**Directions for this task**
The lines to extract begin at the line that contains "Extract all readable text from this page." and run through the last line of the listing; reproduce them exactly, minus any pictures.
-- Raw data start --
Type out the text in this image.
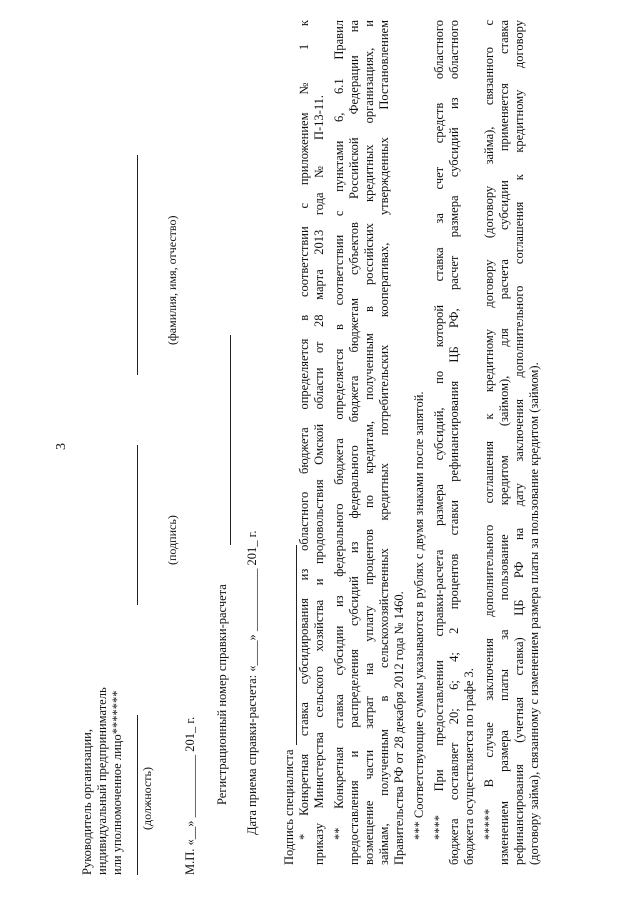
3
Руководитель организации, индивидуальный предприниматель или уполномоченное лицо******* (должность)
(подпись)
(фамилия, имя, отчество)
М.П. «__» __________ 201_ г. Регистрационный номер справки-расчета Дата приема справки-расчета: «____» __________ 201_ г. Подпись специалиста * Конкретная ставка субсидирования из областного бюджета определяется в соответствии с приложением № 1 к приказу Министерства сельского хозяйства и продовольствия Омской области от 28 марта 2013 года № П-13-11. ** Конкретная ставка субсидии из федерального бюджета определяется в соответствии с пунктами 6, 6.1 Правил предоставления и распределения субсидий из федерального бюджета бюджетам субъектов Российской Федерации на возмещение части затрат на уплату процентов по кредитам, полученным в российских кредитных организациях, и займам, полученным в сельскохозяйственных кредитных потребительских кооперативах, утвержденных Постановлением Правительства РФ от 28 декабря 2012 года № 1460. *** Соответствующие суммы указываются в рублях с двумя знаками после запятой. **** При предоставлении справки-расчета размера субсидий, по которой ставка за счет средств областного бюджета составляет 20; 6; 4; 2 процентов ставки рефинансирования ЦБ РФ, расчет размера субсидий из областного бюджета осуществляется по графе 3. ***** В случае заключения дополнительного соглашения к кредитному договору (договору займа), связанного с изменением размера платы за пользование кредитом (займом), для расчета субсидии применяется ставка рефинансирования (учетная ставка) ЦБ РФ на дату заключения дополнительного соглашения к кредитному договору (договору займа), связанному с изменением размера платы за пользование кредитом (займом).
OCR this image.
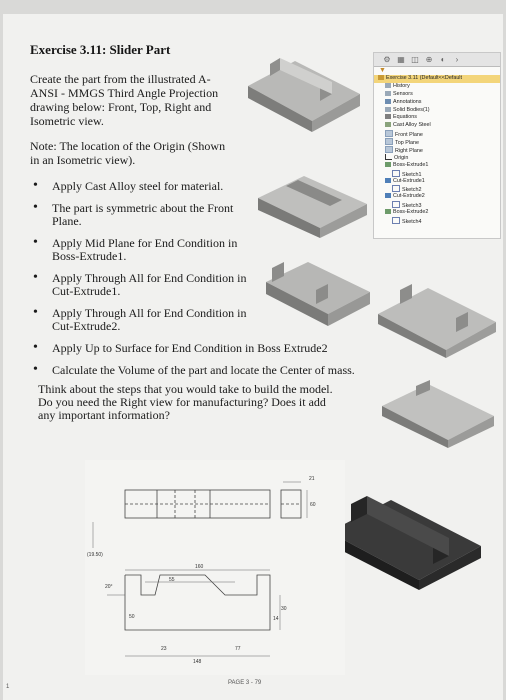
Exercise 3.11: Slider Part
Create the part from the illustrated A-ANSI - MMGS Third Angle Projection drawing below: Front, Top, Right and Isometric view.
Note: The location of the Origin (Shown in an Isometric view).
• Apply Cast Alloy steel for material.
• The part is symmetric about the Front Plane.
• Apply Mid Plane for End Condition in Boss-Extrude1.
• Apply Through All for End Condition in Cut-Extrude1.
• Apply Through All for End Condition in Cut-Extrude2.
• Apply Up to Surface for End Condition in Boss Extrude2
• Calculate the Volume of the part and locate the Center of mass.
Think about the steps that you would take to build the model. Do you need the Right view for manufacturing? Does it add any important information?
⚙ ▦ ◫ ⊕	◐	›
▼
Exercise 3.11 (Default<<Default
History
Sensors
Annotations
Solid Bodies(1)
Equations
Cast Alloy Steel
Front Plane
Top Plane
Right Plane
Origin
Boss-Extrude1
Sketch1
Cut-Extrude1
Sketch2
Cut-Extrude2
Sketch3
Boss-Extrude2
Sketch4
21
60
(19.50)
160
55
20°
50
30
14
23	77
148
PAGE 3 - 79
1
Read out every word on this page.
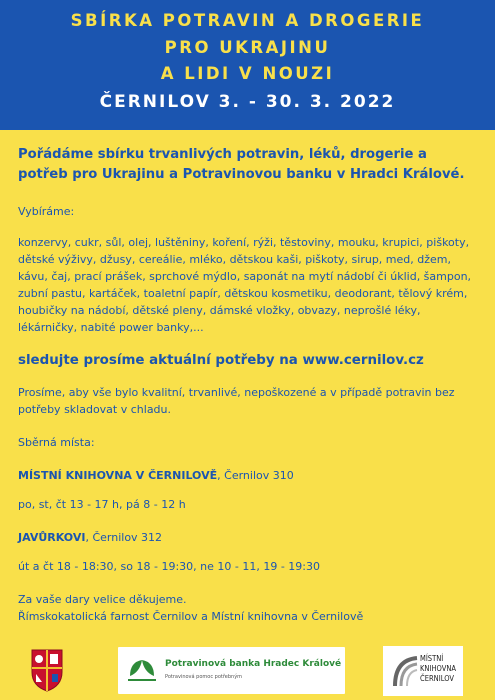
SBÍRKA POTRAVIN A DROGERIE
PRO UKRAJINU
A LIDI V NOUZI
ČERNILOV 3. - 30. 3. 2022
Pořádáme sbírku trvanlivých potravin, léků, drogerie a potřeb pro Ukrajinu a Potravinovou banku v Hradci Králové.
Vybíráme:
konzervy, cukr, sůl, olej, luštěniny, koření, rýži, těstoviny, mouku, krupici, piškoty, dětské výživy, džusy, cereálie, mléko, dětskou kaši, piškoty, sirup, med, džem, kávu, čaj, prací prášek, sprchové mýdlo, saponát na mytí nádobí či úklid, šampon, zubní pastu, kartáček, toaletní papír, dětskou kosmetiku, deodorant, tělový krém, houbičky na nádobí, dětské pleny, dámské vložky, obvazy, neprošlé léky, lékárničky, nabité power banky,...
sledujte prosíme aktuální potřeby na www.cernilov.cz
Prosíme, aby vše bylo kvalitní, trvanlivé, nepoškozené a v případě potravin bez potřeby skladovat v chladu.
Sběrná místa:
MÍSTNÍ KNIHOVNA V ČERNILOVĚ, Černilov 310
po, st, čt 13 - 17 h, pá 8 - 12 h
JAVŮRKOVI, Černilov 312
út a čt 18 - 18:30, so 18 - 19:30, ne 10 - 11, 19 - 19:30
Za vaše dary velice děkujeme.
Římskokatolická farnost Černilov a Místní knihovna v Černilově
Potravinová banka Hradec Králové
Potravinová pomoc potřebným
MÍSTNÍ
KNIHOVNA
ČERNILOV
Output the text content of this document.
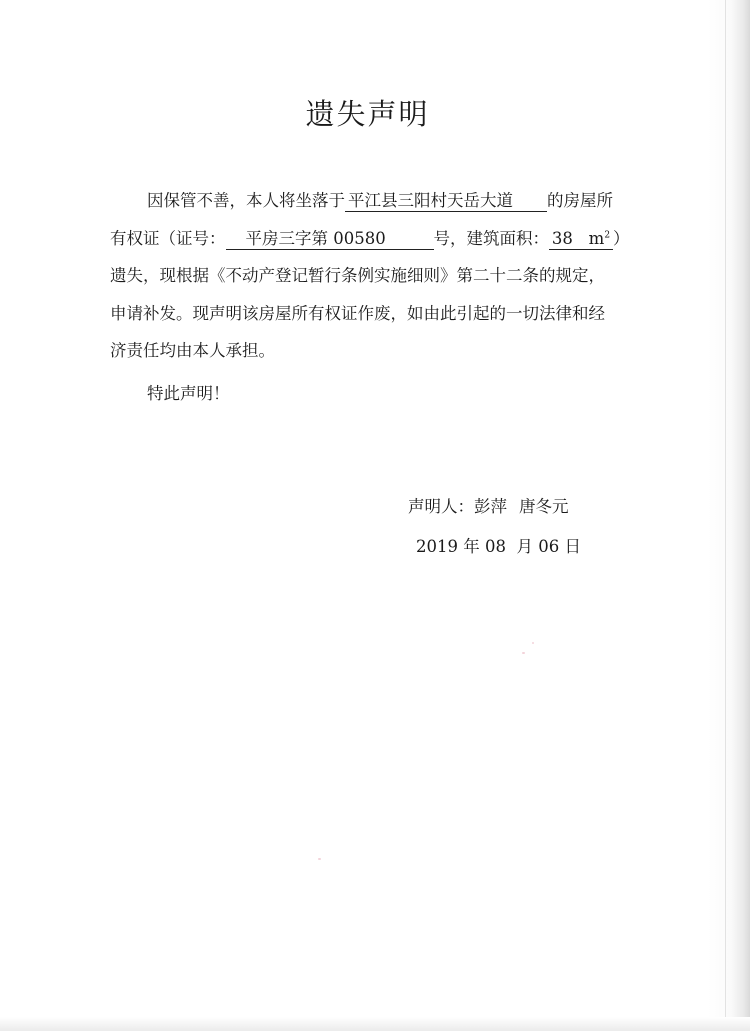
遗失声明
因保管不善，本人将坐落于 平江县三阳村天岳大道 的房屋所
有权证（证号： 平房三字第 00580	号，建筑面积： 38 $m^2$ ）
遗失，现根据《不动产登记暂行条例实施细则》第二十二条的规定，
申请补发。现声明该房屋所有权证作废，如由此引起的一切法律和经
济责任均由本人承担。
特此声明！
声明人：彭萍 唐冬元
2019 年 08 月 06 日
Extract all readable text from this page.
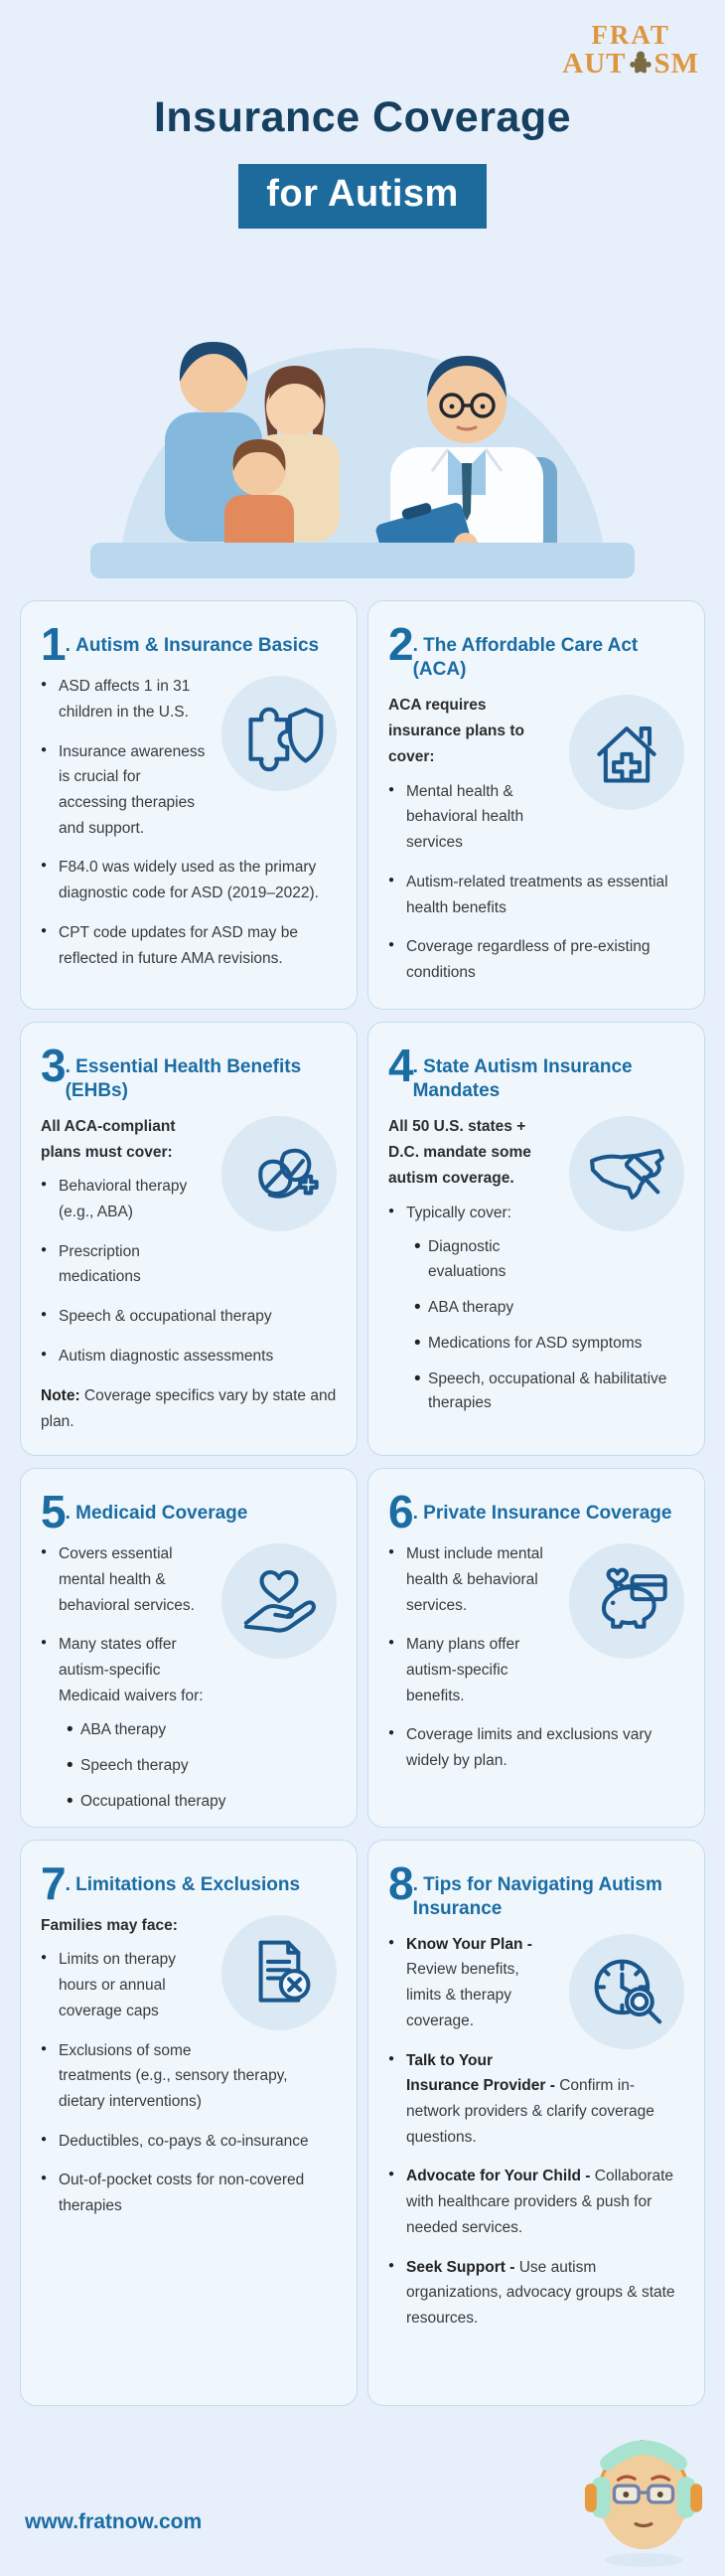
FRAT
AUT SM
Insurance Coverage
for Autism
1 . Autism & Insurance Basics
● ASD affects 1 in 31 children in the U.S.
● Insurance awareness is crucial for accessing therapies and support.
● F84.0 was widely used as the primary diagnostic code for ASD (2019–2022).
● CPT code updates for ASD may be reflected in future AMA revisions.
2 . The Affordable Care Act (ACA)

ACA requires insurance plans to cover:

● Mental health & behavioral health services
● Autism-related treatments as essential health benefits
● Coverage regardless of pre-existing conditions
3 . Essential Health Benefits (EHBs)

All ACA-compliant plans must cover:

● Behavioral therapy (e.g., ABA)
● Prescription medications
● Speech & occupational therapy
● Autism diagnostic assessments

Note: Coverage specifics vary by state and plan.

4 . State Autism Insurance Mandates

All 50 U.S. states + D.C. mandate some autism coverage.

● Typically cover:
• Diagnostic evaluations
• ABA therapy
• Medications for ASD symptoms
• Speech, occupational & habilitative therapies
5 . Medicaid Coverage
● Covers essential mental health & behavioral services.
● Many states offer autism-specific Medicaid waivers for:
• ABA therapy
• Speech therapy
• Occupational therapy
6 . Private Insurance Coverage
● Must include mental health & behavioral services.
● Many plans offer autism-specific benefits.
● Coverage limits and exclusions vary widely by plan.
7 . Limitations & Exclusions

Families may face:

● Limits on therapy hours or annual coverage caps
● Exclusions of some treatments (e.g., sensory therapy, dietary interventions)
● Deductibles, co-pays & co-insurance
● Out-of-pocket costs for non-covered therapies
8 . Tips for Navigating Autism Insurance
● Know Your Plan - Review benefits, limits & therapy coverage.
● Talk to Your Insurance Provider - Confirm in-network providers & clarify coverage questions.
● Advocate for Your Child - Collaborate with healthcare providers & push for needed services.
● Seek Support - Use autism organizations, advocacy groups & state resources.
www.fratnow.com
-- Raw data end --
**Answer to this exercise**
Extract all readable text from this page.
FRAT
AUT SM
Insurance Coverage
for Autism
1 . Autism & Insurance Basics
● ASD affects 1 in 31 children in the U.S.
● Insurance awareness is crucial for accessing therapies and support.
● F84.0 was widely used as the primary diagnostic code for ASD (2019–2022).
● CPT code updates for ASD may be reflected in future AMA revisions.
2 . The Affordable Care Act (ACA)

ACA requires insurance plans to cover:

● Mental health & behavioral health services
● Autism-related treatments as essential health benefits
● Coverage regardless of pre-existing conditions
3 . Essential Health Benefits (EHBs)

All ACA-compliant plans must cover:

● Behavioral therapy (e.g., ABA)
● Prescription medications
● Speech & occupational therapy
● Autism diagnostic assessments

Note: Coverage specifics vary by state and plan.

4 . State Autism Insurance Mandates

All 50 U.S. states + D.C. mandate some autism coverage.

● Typically cover:
• Diagnostic evaluations
• ABA therapy
• Medications for ASD symptoms
• Speech, occupational & habilitative therapies
5 . Medicaid Coverage
● Covers essential mental health & behavioral services.
● Many states offer autism-specific Medicaid waivers for:
• ABA therapy
• Speech therapy
• Occupational therapy
6 . Private Insurance Coverage
● Must include mental health & behavioral services.
● Many plans offer autism-specific benefits.
● Coverage limits and exclusions vary widely by plan.
7 . Limitations & Exclusions

Families may face:

● Limits on therapy hours or annual coverage caps
● Exclusions of some treatments (e.g., sensory therapy, dietary interventions)
● Deductibles, co-pays & co-insurance
● Out-of-pocket costs for non-covered therapies
8 . Tips for Navigating Autism Insurance
● Know Your Plan - Review benefits, limits & therapy coverage.
● Talk to Your Insurance Provider - Confirm in-network providers & clarify coverage questions.
● Advocate for Your Child - Collaborate with healthcare providers & push for needed services.
● Seek Support - Use autism organizations, advocacy groups & state resources.
www.fratnow.com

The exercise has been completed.